• [THE EXERCISE]: Using the entries that follow, collect the lines where the word "пространственно" appears.

— begin DATASET EXCERPTS —

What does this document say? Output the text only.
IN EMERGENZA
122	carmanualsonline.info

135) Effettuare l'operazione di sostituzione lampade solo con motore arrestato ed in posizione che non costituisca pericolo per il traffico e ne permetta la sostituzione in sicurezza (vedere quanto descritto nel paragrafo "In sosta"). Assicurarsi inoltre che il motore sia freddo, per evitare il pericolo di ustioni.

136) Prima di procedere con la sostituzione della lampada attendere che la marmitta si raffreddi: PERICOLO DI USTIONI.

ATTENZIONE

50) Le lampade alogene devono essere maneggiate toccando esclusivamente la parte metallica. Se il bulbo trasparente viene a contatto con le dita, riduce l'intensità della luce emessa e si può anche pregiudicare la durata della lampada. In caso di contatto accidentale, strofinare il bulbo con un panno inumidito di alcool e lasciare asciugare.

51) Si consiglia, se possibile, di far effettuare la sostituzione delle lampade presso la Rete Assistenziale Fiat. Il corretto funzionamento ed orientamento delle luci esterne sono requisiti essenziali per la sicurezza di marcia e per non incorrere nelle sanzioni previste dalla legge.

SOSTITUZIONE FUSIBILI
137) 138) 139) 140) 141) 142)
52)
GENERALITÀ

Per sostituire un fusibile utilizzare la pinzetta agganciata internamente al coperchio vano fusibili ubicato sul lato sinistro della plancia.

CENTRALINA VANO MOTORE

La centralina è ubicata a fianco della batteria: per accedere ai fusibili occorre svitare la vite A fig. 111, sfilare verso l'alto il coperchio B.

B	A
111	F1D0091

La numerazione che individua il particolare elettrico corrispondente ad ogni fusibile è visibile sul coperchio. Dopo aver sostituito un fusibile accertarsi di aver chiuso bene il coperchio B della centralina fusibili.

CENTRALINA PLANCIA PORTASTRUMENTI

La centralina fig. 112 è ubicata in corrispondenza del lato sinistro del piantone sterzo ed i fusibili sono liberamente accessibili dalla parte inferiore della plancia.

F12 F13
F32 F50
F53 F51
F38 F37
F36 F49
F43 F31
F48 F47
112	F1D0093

— end DATASET EXCERPTS —
— begin DATASET EXCERPTS —

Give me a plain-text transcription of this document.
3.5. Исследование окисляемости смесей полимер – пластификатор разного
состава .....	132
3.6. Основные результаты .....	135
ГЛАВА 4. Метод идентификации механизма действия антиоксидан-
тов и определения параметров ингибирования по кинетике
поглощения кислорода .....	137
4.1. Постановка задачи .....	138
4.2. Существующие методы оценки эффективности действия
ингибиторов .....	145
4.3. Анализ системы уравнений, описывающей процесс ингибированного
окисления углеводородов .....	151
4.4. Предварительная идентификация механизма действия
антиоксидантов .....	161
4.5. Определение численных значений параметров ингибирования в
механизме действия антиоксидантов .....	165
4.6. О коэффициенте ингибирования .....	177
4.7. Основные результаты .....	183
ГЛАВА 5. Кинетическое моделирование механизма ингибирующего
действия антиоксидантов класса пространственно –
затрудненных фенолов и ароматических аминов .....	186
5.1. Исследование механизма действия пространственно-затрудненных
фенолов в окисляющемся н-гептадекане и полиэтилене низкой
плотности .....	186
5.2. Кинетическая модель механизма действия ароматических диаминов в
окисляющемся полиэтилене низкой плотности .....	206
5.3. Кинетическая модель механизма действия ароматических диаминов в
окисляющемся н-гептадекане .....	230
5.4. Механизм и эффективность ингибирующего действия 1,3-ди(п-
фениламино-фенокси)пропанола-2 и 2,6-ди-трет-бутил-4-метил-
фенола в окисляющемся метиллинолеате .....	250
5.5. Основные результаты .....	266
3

— end DATASET EXCERPTS —

• [RESULT BELOW]:
действия антиоксидантов класса пространственно –
5.1. Исследование механизма действия пространственно-затрудненных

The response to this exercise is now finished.